● OBJECTIVE:
Copy out the entries below precisely; nothing is to be omitted.

● SUPPLIED RECORDS:
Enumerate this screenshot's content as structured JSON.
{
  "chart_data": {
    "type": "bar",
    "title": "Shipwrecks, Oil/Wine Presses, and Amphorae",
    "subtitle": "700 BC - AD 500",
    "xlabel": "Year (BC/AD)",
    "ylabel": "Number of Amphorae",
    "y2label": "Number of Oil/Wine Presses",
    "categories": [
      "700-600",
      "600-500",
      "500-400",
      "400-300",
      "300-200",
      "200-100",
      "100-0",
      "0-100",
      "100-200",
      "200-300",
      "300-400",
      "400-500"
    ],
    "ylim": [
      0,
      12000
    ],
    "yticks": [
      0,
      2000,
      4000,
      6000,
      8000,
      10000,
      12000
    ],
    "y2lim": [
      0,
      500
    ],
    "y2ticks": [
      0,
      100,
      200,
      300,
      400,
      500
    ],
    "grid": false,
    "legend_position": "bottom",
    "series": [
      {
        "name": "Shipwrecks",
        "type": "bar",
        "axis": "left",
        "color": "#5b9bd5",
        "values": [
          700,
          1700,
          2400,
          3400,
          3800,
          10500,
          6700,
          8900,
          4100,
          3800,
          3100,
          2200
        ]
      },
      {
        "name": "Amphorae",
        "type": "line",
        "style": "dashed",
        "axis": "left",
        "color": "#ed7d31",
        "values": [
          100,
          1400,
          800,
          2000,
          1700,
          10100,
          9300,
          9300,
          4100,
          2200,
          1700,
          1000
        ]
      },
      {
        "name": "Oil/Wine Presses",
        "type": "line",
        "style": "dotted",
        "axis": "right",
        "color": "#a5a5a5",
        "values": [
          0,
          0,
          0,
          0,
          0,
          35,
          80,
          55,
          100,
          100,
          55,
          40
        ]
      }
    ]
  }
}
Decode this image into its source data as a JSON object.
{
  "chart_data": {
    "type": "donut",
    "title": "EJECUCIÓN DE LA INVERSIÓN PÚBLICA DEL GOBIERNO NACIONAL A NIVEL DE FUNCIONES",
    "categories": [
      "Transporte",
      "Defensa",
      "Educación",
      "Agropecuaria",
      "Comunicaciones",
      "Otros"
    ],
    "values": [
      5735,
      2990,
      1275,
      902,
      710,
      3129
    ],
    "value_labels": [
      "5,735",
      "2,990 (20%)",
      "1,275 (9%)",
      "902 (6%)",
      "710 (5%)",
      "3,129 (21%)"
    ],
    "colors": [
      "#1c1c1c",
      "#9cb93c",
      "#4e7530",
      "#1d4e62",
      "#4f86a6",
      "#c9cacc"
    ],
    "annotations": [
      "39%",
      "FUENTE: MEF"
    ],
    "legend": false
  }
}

● TASK SOLUTION:
Enumerate this screenshot's content as structured JSON.
{
  "chart_data": {
    "type": "bar",
    "title": "Shipwrecks, Oil/Wine Presses, and Amphorae",
    "subtitle": "700 BC - AD 500",
    "xlabel": "Year (BC/AD)",
    "ylabel": "Number of Amphorae",
    "y2label": "Number of Oil/Wine Presses",
    "categories": [
      "700-600",
      "600-500",
      "500-400",
      "400-300",
      "300-200",
      "200-100",
      "100-0",
      "0-100",
      "100-200",
      "200-300",
      "300-400",
      "400-500"
    ],
    "ylim": [
      0,
      12000
    ],
    "yticks": [
      0,
      2000,
      4000,
      6000,
      8000,
      10000,
      12000
    ],
    "y2lim": [
      0,
      500
    ],
    "y2ticks": [
      0,
      100,
      200,
      300,
      400,
      500
    ],
    "grid": false,
    "legend_position": "bottom",
    "series": [
      {
        "name": "Shipwrecks",
        "type": "bar",
        "axis": "left",
        "color": "#5b9bd5",
        "values": [
          700,
          1700,
          2400,
          3400,
          3800,
          10500,
          6700,
          8900,
          4100,
          3800,
          3100,
          2200
        ]
      },
      {
        "name": "Amphorae",
        "type": "line",
        "style": "dashed",
        "axis": "left",
        "color": "#ed7d31",
        "values": [
          100,
          1400,
          800,
          2000,
          1700,
          10100,
          9300,
          9300,
          4100,
          2200,
          1700,
          1000
        ]
      },
      {
        "name": "Oil/Wine Presses",
        "type": "line",
        "style": "dotted",
        "axis": "right",
        "color": "#a5a5a5",
        "values": [
          0,
          0,
          0,
          0,
          0,
          35,
          80,
          55,
          100,
          100,
          55,
          40
        ]
      }
    ]
  }
}
Decode this image into its source data as a JSON object.
{
  "chart_data": {
    "type": "donut",
    "title": "EJECUCIÓN DE LA INVERSIÓN PÚBLICA DEL GOBIERNO NACIONAL A NIVEL DE FUNCIONES",
    "categories": [
      "Transporte",
      "Defensa",
      "Educación",
      "Agropecuaria",
      "Comunicaciones",
      "Otros"
    ],
    "values": [
      5735,
      2990,
      1275,
      902,
      710,
      3129
    ],
    "value_labels": [
      "5,735",
      "2,990 (20%)",
      "1,275 (9%)",
      "902 (6%)",
      "710 (5%)",
      "3,129 (21%)"
    ],
    "colors": [
      "#1c1c1c",
      "#9cb93c",
      "#4e7530",
      "#1d4e62",
      "#4f86a6",
      "#c9cacc"
    ],
    "annotations": [
      "39%",
      "FUENTE: MEF"
    ],
    "legend": false
  }
}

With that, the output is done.